Find every line below that contains the word "facing" and copy it out.

***

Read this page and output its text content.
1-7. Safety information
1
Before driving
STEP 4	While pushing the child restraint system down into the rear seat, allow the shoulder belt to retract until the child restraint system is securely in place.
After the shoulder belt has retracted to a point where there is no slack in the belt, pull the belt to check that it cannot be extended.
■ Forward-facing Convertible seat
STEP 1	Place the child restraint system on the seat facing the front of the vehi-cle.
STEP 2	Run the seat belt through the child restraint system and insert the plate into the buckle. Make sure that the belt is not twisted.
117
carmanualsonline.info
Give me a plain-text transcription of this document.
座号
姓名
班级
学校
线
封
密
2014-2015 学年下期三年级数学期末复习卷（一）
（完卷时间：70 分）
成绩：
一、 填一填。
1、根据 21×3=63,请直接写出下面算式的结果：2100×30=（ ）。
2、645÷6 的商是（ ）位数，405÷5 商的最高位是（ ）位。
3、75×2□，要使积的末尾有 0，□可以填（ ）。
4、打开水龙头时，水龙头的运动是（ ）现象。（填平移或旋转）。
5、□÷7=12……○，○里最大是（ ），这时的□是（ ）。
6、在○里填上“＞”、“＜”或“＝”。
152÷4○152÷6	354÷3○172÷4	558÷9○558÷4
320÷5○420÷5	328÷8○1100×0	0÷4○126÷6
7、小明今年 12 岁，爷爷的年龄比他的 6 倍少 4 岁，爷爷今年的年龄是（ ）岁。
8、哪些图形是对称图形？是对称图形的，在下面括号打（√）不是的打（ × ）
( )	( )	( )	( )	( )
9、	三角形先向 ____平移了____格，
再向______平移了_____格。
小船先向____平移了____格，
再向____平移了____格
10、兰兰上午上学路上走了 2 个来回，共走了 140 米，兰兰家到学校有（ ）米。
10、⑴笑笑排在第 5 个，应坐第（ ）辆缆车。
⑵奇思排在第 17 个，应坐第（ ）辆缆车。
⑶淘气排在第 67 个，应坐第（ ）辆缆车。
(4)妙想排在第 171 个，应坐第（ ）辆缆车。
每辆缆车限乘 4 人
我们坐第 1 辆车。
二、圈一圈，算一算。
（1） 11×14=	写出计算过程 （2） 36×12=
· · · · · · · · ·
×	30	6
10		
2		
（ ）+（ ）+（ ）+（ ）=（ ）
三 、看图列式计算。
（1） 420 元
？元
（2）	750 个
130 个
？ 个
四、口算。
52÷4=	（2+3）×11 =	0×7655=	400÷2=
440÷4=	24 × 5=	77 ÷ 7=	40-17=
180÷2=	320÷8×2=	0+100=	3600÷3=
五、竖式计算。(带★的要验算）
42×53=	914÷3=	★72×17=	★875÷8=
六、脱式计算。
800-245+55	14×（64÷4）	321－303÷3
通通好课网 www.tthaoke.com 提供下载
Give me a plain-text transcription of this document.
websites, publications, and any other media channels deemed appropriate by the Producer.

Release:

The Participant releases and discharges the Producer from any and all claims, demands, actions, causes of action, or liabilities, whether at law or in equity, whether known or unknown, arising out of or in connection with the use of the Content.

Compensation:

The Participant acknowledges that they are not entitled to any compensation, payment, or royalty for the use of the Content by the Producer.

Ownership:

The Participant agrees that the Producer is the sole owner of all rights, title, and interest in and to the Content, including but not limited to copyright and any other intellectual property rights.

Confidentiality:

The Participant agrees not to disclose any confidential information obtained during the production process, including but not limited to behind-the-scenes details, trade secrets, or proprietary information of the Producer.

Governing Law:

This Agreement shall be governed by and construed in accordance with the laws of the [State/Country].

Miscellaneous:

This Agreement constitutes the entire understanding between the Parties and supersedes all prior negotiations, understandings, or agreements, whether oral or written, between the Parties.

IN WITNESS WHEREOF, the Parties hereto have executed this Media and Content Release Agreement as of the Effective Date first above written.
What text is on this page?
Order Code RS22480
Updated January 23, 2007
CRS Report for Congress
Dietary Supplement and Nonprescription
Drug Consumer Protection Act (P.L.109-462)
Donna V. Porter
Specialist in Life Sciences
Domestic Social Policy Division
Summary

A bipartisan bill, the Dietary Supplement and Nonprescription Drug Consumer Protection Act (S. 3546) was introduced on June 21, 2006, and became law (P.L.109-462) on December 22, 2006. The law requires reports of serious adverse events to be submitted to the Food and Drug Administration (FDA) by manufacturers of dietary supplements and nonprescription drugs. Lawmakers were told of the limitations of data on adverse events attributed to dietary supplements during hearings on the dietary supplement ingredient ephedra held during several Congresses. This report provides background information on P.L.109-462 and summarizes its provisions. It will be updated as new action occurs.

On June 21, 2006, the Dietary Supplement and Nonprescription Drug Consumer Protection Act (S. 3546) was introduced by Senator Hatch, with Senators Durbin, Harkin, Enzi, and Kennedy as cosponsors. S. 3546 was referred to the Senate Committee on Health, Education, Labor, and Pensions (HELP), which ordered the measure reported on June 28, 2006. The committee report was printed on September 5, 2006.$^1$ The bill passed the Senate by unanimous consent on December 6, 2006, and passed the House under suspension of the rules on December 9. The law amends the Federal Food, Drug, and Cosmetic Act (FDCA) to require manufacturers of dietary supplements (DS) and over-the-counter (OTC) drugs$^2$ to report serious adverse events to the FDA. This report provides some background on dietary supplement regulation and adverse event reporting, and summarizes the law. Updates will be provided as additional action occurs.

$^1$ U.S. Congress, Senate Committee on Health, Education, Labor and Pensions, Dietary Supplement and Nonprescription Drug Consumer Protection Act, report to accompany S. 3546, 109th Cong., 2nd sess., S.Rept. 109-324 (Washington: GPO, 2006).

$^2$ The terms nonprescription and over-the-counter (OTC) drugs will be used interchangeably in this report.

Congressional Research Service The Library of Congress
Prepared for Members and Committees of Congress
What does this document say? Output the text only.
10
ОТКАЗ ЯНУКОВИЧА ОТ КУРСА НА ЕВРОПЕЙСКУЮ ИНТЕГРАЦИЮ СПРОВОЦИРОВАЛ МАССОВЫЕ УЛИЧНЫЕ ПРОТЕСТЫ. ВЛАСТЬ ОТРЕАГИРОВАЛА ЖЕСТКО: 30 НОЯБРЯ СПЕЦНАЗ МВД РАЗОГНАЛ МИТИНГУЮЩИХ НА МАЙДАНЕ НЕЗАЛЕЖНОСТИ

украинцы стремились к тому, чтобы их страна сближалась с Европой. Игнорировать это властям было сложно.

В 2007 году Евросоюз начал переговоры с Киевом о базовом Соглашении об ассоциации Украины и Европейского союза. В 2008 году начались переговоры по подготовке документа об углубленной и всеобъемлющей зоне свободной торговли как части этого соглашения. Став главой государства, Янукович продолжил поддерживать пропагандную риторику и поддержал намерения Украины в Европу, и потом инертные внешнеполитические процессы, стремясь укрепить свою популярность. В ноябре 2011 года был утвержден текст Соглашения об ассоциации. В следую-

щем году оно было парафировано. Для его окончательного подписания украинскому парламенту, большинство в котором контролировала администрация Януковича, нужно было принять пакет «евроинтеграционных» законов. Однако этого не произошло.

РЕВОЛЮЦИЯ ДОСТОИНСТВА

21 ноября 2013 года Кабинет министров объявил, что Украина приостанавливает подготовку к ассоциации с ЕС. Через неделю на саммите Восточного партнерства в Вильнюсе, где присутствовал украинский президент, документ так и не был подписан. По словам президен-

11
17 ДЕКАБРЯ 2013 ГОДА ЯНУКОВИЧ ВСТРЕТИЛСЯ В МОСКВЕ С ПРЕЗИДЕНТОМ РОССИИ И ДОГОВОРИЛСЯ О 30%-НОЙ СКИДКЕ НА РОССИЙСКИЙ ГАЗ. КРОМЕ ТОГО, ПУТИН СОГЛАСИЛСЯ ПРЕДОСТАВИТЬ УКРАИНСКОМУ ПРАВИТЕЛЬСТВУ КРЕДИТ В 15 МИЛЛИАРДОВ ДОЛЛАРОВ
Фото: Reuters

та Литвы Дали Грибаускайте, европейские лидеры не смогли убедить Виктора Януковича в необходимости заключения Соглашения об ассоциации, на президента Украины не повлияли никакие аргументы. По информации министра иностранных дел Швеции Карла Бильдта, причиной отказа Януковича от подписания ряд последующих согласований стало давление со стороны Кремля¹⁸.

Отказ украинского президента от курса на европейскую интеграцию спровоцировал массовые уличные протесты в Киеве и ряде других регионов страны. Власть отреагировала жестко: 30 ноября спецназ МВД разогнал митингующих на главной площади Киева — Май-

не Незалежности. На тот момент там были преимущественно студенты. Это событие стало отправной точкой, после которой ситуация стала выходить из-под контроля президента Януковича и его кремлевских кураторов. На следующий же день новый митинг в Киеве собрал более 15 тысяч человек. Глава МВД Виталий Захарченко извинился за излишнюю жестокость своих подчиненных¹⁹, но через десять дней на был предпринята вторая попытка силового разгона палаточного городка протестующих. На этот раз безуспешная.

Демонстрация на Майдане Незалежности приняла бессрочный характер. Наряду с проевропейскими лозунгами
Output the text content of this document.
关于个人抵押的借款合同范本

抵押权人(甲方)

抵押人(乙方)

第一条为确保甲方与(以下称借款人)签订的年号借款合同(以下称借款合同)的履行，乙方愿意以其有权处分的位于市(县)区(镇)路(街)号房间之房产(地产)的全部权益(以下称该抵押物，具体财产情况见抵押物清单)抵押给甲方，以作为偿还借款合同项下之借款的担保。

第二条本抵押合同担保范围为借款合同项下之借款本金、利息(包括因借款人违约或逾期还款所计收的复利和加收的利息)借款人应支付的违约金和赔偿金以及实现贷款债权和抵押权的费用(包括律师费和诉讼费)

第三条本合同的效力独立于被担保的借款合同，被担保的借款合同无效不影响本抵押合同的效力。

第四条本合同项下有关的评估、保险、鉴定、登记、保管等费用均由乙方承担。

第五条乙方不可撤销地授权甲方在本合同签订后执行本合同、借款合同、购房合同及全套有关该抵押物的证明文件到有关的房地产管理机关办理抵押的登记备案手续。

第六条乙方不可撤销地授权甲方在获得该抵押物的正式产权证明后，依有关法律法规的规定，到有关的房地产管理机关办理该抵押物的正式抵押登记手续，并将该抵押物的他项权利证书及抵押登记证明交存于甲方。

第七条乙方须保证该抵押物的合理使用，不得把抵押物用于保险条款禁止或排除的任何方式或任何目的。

***

Exercise response:
■ Forward-facing Convertible seat
STEP 1	Place the child restraint system on the seat facing the front of the vehi-cle.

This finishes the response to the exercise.